Exactness is required throughout. Return every record once more.

----

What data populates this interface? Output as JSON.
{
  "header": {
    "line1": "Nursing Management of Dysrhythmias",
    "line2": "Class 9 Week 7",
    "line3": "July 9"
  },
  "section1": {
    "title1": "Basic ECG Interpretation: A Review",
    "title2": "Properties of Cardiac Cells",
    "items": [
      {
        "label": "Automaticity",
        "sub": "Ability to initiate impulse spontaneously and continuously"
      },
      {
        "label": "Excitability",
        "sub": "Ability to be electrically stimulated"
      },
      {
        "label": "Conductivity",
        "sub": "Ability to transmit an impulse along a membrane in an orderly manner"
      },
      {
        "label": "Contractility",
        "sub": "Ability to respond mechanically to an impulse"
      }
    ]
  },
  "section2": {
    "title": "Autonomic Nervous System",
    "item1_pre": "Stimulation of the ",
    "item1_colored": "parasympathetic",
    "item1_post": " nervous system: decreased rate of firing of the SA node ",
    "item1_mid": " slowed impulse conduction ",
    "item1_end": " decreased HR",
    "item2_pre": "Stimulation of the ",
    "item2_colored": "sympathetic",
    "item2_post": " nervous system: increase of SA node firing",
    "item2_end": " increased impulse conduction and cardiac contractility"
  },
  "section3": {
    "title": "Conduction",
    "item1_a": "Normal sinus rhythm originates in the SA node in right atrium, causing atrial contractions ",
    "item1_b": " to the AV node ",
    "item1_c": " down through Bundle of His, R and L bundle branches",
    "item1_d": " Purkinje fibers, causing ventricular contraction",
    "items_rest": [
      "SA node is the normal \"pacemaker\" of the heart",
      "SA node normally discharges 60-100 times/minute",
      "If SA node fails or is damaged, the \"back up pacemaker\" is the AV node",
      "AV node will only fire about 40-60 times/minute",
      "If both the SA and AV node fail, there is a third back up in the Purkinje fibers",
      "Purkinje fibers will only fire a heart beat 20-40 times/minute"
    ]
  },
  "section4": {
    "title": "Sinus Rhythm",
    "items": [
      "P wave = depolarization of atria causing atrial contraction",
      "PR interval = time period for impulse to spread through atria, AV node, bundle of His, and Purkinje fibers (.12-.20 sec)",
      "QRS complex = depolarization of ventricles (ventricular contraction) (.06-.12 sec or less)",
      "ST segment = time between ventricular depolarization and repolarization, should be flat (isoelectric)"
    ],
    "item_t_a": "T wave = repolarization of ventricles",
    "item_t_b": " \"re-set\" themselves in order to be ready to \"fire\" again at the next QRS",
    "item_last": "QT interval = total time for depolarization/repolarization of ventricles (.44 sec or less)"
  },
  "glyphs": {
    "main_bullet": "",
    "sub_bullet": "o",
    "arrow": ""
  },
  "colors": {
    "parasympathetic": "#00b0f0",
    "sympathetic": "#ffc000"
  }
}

----

Your response ::
What data populates this interface? Output as JSON.
{
  "header": {
    "line1": "Nursing Management of Dysrhythmias",
    "line2": "Class 9 Week 7",
    "line3": "July 9"
  },
  "section1": {
    "title1": "Basic ECG Interpretation: A Review",
    "title2": "Properties of Cardiac Cells",
    "items": [
      {
        "label": "Automaticity",
        "sub": "Ability to initiate impulse spontaneously and continuously"
      },
      {
        "label": "Excitability",
        "sub": "Ability to be electrically stimulated"
      },
      {
        "label": "Conductivity",
        "sub": "Ability to transmit an impulse along a membrane in an orderly manner"
      },
      {
        "label": "Contractility",
        "sub": "Ability to respond mechanically to an impulse"
      }
    ]
  },
  "section2": {
    "title": "Autonomic Nervous System",
    "item1_pre": "Stimulation of the ",
    "item1_colored": "parasympathetic",
    "item1_post": " nervous system: decreased rate of firing of the SA node ",
    "item1_mid": " slowed impulse conduction ",
    "item1_end": " decreased HR",
    "item2_pre": "Stimulation of the ",
    "item2_colored": "sympathetic",
    "item2_post": " nervous system: increase of SA node firing",
    "item2_end": " increased impulse conduction and cardiac contractility"
  },
  "section3": {
    "title": "Conduction",
    "item1_a": "Normal sinus rhythm originates in the SA node in right atrium, causing atrial contractions ",
    "item1_b": " to the AV node ",
    "item1_c": " down through Bundle of His, R and L bundle branches",
    "item1_d": " Purkinje fibers, causing ventricular contraction",
    "items_rest": [
      "SA node is the normal \"pacemaker\" of the heart",
      "SA node normally discharges 60-100 times/minute",
      "If SA node fails or is damaged, the \"back up pacemaker\" is the AV node",
      "AV node will only fire about 40-60 times/minute",
      "If both the SA and AV node fail, there is a third back up in the Purkinje fibers",
      "Purkinje fibers will only fire a heart beat 20-40 times/minute"
    ]
  },
  "section4": {
    "title": "Sinus Rhythm",
    "items": [
      "P wave = depolarization of atria causing atrial contraction",
      "PR interval = time period for impulse to spread through atria, AV node, bundle of His, and Purkinje fibers (.12-.20 sec)",
      "QRS complex = depolarization of ventricles (ventricular contraction) (.06-.12 sec or less)",
      "ST segment = time between ventricular depolarization and repolarization, should be flat (isoelectric)"
    ],
    "item_t_a": "T wave = repolarization of ventricles",
    "item_t_b": " \"re-set\" themselves in order to be ready to \"fire\" again at the next QRS",
    "item_last": "QT interval = total time for depolarization/repolarization of ventricles (.44 sec or less)"
  },
  "glyphs": {
    "main_bullet": "",
    "sub_bullet": "o",
    "arrow": ""
  },
  "colors": {
    "parasympathetic": "#00b0f0",
    "sympathetic": "#ffc000"
  }
}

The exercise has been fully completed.